- _Listing_:
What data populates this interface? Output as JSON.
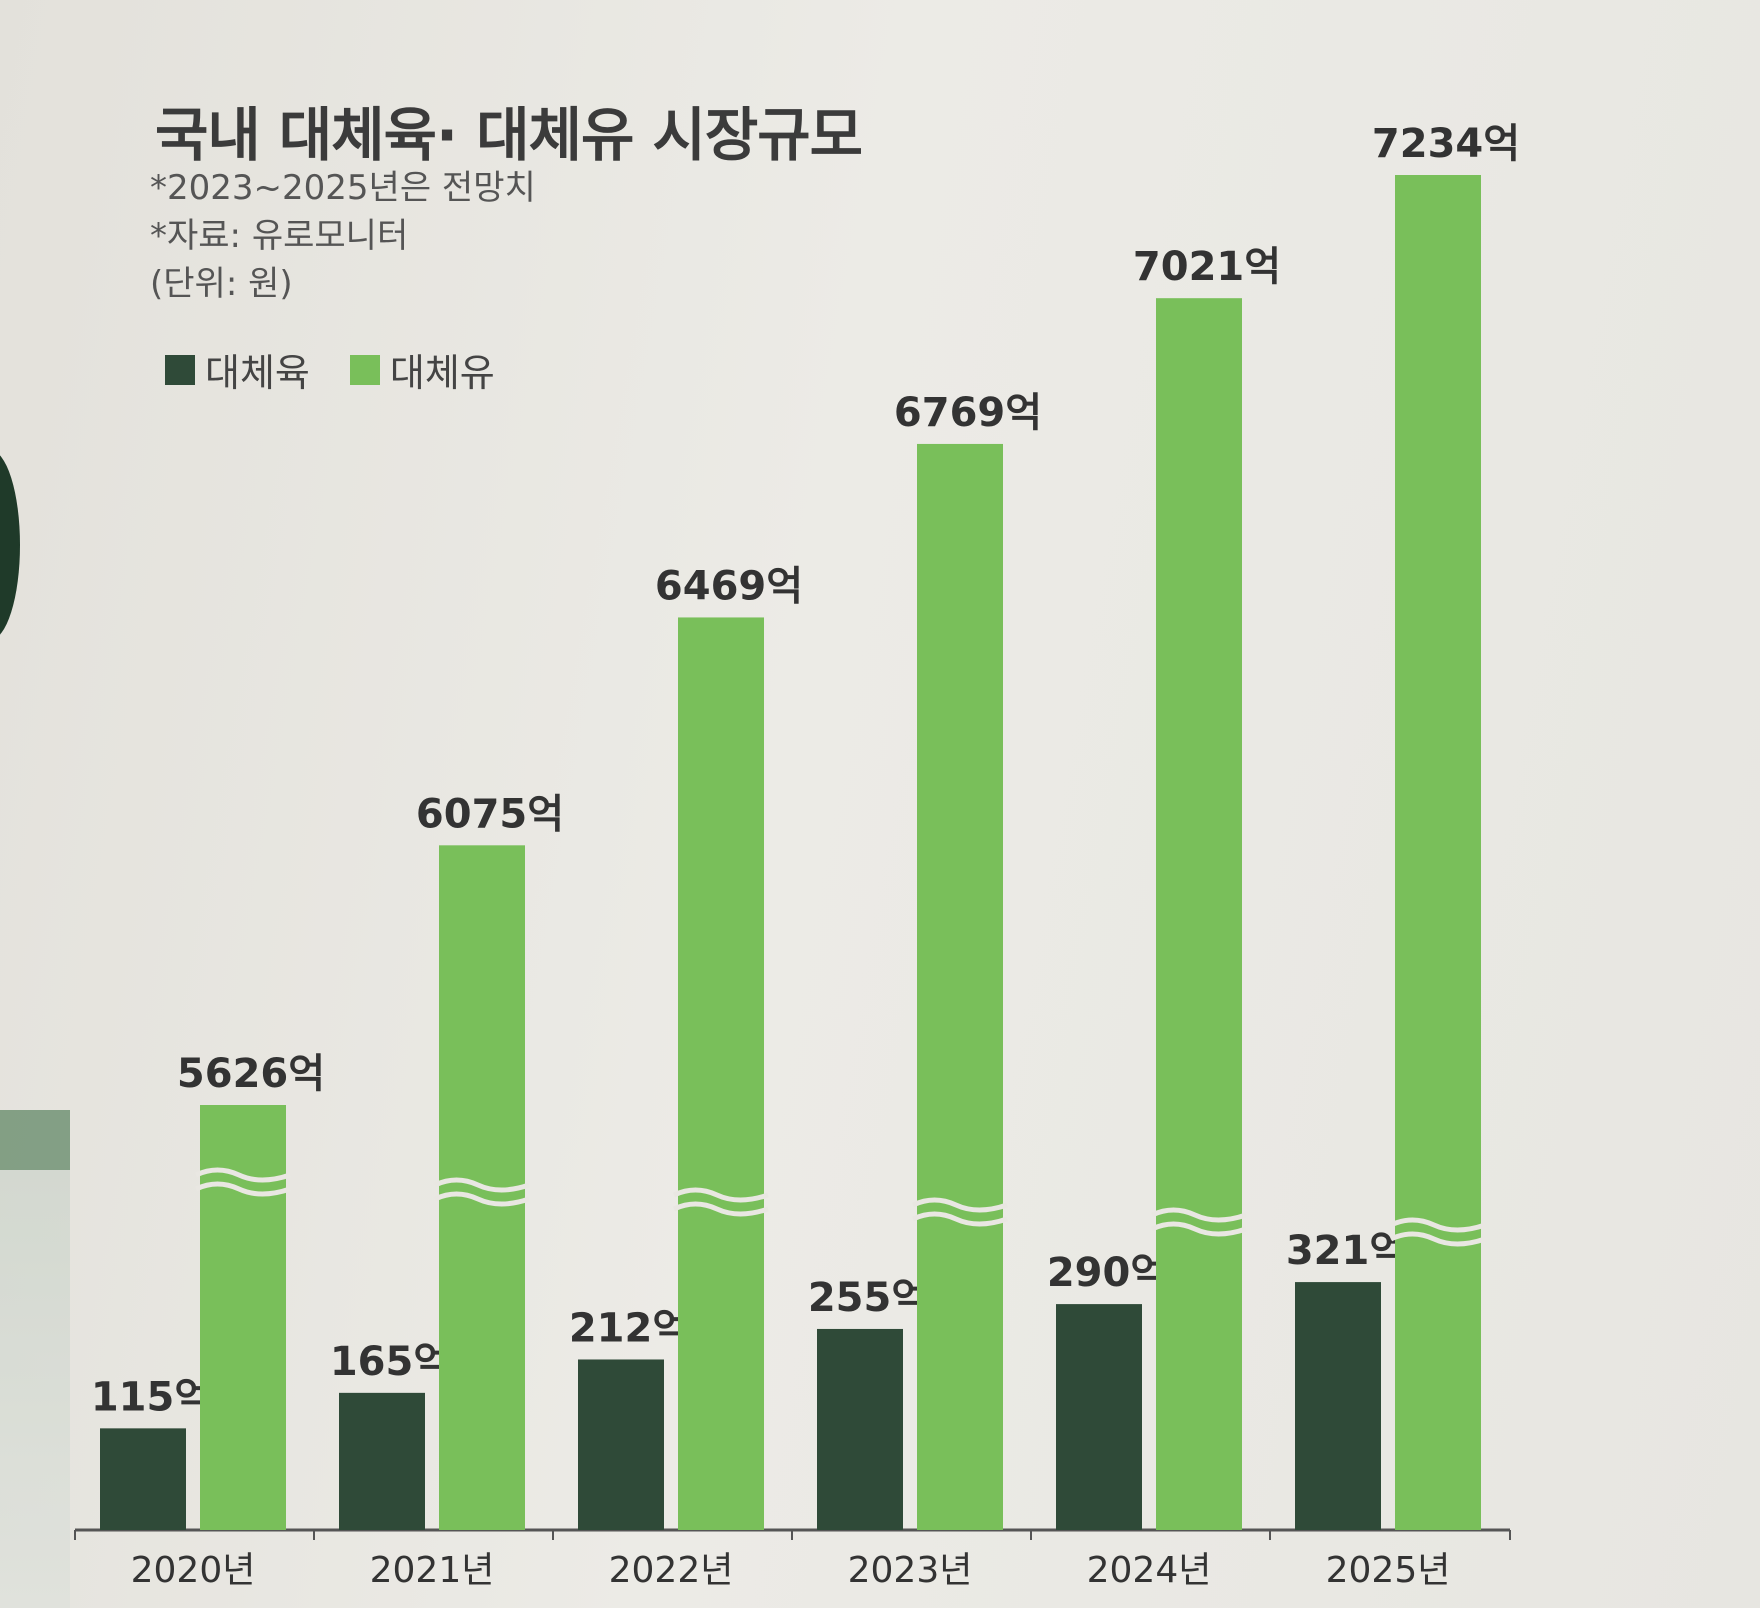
{
  "title": "국내 대체육· 대체유 시장규모",
  "notes": [
    "*2023~2025년은 전망치",
    "*자료: 유로모니터",
    "(단위: 원)"
  ],
  "legend": [
    {
      "label": "대체육",
      "color": "#2f4a38"
    },
    {
      "label": "대체유",
      "color": "#79bf5a"
    }
  ],
  "chart_data": {
    "type": "bar",
    "categories": [
      "2020년",
      "2021년",
      "2022년",
      "2023년",
      "2024년",
      "2025년"
    ],
    "series": [
      {
        "name": "대체육",
        "values": [
          115,
          165,
          212,
          255,
          290,
          321
        ],
        "labels": [
          "115억",
          "165억",
          "212억",
          "255억",
          "290억",
          "321억"
        ],
        "color": "#2f4a38"
      },
      {
        "name": "대체유",
        "values": [
          5626,
          6075,
          6469,
          6769,
          7021,
          7234
        ],
        "labels": [
          "5626억",
          "6075억",
          "6469억",
          "6769억",
          "7021억",
          "7234억"
        ],
        "color": "#79bf5a"
      }
    ],
    "axis_break": true,
    "unit": "억 원"
  }
}
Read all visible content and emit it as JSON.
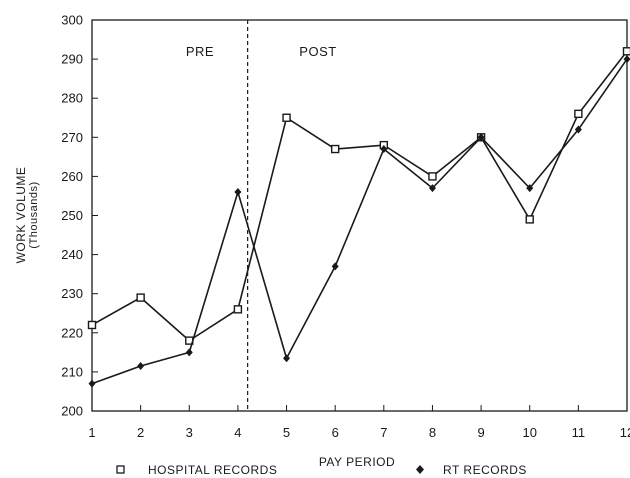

- _Exercise aim_:
Copy all the lines of data exactly as they appear, dropping any images.

- _Completed task_:
What data populates this interface? Output as JSON.
{
  "title": "국내 대체육· 대체유 시장규모",
  "notes": [
    "*2023~2025년은 전망치",
    "*자료: 유로모니터",
    "(단위: 원)"
  ],
  "legend": [
    {
      "label": "대체육",
      "color": "#2f4a38"
    },
    {
      "label": "대체유",
      "color": "#79bf5a"
    }
  ],
  "chart_data": {
    "type": "bar",
    "categories": [
      "2020년",
      "2021년",
      "2022년",
      "2023년",
      "2024년",
      "2025년"
    ],
    "series": [
      {
        "name": "대체육",
        "values": [
          115,
          165,
          212,
          255,
          290,
          321
        ],
        "labels": [
          "115억",
          "165억",
          "212억",
          "255억",
          "290억",
          "321억"
        ],
        "color": "#2f4a38"
      },
      {
        "name": "대체유",
        "values": [
          5626,
          6075,
          6469,
          6769,
          7021,
          7234
        ],
        "labels": [
          "5626억",
          "6075억",
          "6469억",
          "6769억",
          "7021억",
          "7234억"
        ],
        "color": "#79bf5a"
      }
    ],
    "axis_break": true,
    "unit": "억 원"
  }
}
Read all visible content and emit it as JSON.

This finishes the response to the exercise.